# GIVEN PROBLEM
Each line below either holds the string "JSON" or doesn't. Count those that do and give only the number.

Figure content listings

========

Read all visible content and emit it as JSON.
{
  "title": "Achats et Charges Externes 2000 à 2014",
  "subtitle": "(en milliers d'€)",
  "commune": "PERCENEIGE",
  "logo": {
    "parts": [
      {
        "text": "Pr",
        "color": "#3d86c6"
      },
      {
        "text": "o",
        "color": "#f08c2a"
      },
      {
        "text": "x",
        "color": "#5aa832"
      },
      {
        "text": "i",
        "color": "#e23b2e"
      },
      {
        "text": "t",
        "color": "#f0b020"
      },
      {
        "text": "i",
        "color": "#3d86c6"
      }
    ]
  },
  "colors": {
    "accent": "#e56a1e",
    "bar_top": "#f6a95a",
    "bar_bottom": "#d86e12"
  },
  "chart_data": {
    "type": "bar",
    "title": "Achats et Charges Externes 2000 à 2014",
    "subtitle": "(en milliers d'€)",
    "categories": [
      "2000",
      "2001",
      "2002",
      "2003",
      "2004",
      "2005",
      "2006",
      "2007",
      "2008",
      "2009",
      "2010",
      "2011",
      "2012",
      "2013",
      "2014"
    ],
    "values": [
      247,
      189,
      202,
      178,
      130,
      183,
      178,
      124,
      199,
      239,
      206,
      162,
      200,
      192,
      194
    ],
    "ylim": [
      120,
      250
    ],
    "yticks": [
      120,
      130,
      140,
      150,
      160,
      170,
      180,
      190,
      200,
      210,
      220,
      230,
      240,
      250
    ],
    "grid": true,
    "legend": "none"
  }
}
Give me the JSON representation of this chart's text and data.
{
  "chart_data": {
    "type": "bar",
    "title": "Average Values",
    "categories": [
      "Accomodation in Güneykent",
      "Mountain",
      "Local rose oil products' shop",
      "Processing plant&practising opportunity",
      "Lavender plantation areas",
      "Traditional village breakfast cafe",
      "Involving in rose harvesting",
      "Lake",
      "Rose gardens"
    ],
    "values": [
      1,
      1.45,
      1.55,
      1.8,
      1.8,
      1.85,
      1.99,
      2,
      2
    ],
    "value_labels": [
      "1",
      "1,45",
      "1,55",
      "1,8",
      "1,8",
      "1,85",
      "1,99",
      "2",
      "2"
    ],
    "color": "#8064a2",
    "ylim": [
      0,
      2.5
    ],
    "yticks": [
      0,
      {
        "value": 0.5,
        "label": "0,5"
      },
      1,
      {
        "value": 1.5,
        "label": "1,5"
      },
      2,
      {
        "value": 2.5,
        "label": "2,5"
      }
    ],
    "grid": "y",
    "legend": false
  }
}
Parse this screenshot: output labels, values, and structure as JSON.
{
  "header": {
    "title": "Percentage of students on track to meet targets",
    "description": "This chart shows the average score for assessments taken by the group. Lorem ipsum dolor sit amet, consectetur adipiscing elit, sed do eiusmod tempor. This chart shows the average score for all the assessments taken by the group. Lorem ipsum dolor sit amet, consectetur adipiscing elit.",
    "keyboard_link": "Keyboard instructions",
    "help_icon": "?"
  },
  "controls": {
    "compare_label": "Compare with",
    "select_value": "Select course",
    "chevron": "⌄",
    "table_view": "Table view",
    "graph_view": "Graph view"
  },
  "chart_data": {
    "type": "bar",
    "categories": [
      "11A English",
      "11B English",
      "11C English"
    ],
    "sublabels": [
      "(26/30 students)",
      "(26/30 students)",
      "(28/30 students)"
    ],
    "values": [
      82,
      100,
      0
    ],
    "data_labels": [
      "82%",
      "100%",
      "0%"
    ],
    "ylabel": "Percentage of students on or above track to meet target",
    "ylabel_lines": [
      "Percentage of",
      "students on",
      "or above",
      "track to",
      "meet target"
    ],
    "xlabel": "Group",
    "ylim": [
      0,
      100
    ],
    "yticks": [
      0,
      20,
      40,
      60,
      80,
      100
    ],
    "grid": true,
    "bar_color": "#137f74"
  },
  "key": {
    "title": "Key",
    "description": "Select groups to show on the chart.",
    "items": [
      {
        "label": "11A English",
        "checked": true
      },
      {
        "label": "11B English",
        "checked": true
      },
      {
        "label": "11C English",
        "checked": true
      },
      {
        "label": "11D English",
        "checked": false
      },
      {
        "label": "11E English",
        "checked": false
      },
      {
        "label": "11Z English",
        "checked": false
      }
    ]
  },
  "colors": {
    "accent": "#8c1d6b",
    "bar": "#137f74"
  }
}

========

# RESULT FOR THIS EXERCISE
3